[start]

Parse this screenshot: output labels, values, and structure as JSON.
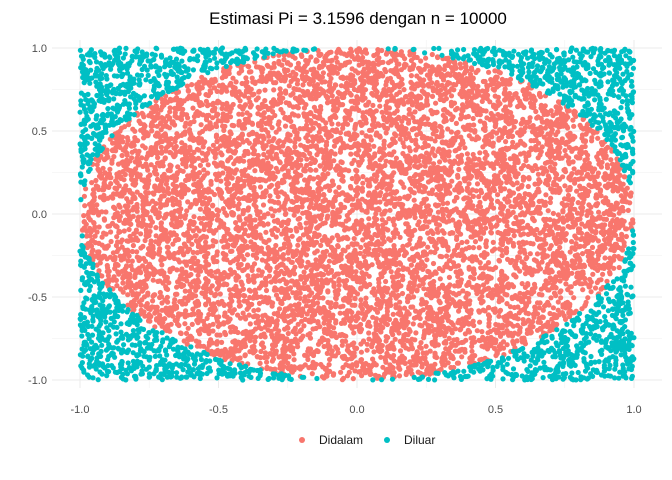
{
  "chart_data": {
    "type": "scatter",
    "title": "Estimasi Pi = 3.1596 dengan n = 10000",
    "xlabel": "",
    "ylabel": "",
    "xlim": [
      -1.0,
      1.0
    ],
    "ylim": [
      -1.0,
      1.0
    ],
    "x_ticks": [
      -1.0,
      -0.5,
      0.0,
      0.5,
      1.0
    ],
    "y_ticks": [
      -1.0,
      -0.5,
      0.0,
      0.5,
      1.0
    ],
    "x_tick_labels": [
      "-1.0",
      "-0.5",
      "0.0",
      "0.5",
      "1.0"
    ],
    "y_tick_labels": [
      "-1.0",
      "-0.5",
      "0.0",
      "0.5",
      "1.0"
    ],
    "grid": true,
    "legend_position": "bottom",
    "n": 10000,
    "pi_estimate": 3.1596,
    "series": [
      {
        "name": "Didalam",
        "color": "#F8766D",
        "rule": "x^2 + y^2 <= 1"
      },
      {
        "name": "Diluar",
        "color": "#00BFC4",
        "rule": "x^2 + y^2 > 1"
      }
    ]
  }
}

[end]

• [Exercise]: Restate the data above word for word. Do not include the images.

• [Result of this task]:
Parse this screenshot: output labels, values, and structure as JSON.
{
  "chart_data": {
    "type": "scatter",
    "title": "Estimasi Pi = 3.1596 dengan n = 10000",
    "xlabel": "",
    "ylabel": "",
    "xlim": [
      -1.0,
      1.0
    ],
    "ylim": [
      -1.0,
      1.0
    ],
    "x_ticks": [
      -1.0,
      -0.5,
      0.0,
      0.5,
      1.0
    ],
    "y_ticks": [
      -1.0,
      -0.5,
      0.0,
      0.5,
      1.0
    ],
    "x_tick_labels": [
      "-1.0",
      "-0.5",
      "0.0",
      "0.5",
      "1.0"
    ],
    "y_tick_labels": [
      "-1.0",
      "-0.5",
      "0.0",
      "0.5",
      "1.0"
    ],
    "grid": true,
    "legend_position": "bottom",
    "n": 10000,
    "pi_estimate": 3.1596,
    "series": [
      {
        "name": "Didalam",
        "color": "#F8766D",
        "rule": "x^2 + y^2 <= 1"
      },
      {
        "name": "Diluar",
        "color": "#00BFC4",
        "rule": "x^2 + y^2 > 1"
      }
    ]
  }
}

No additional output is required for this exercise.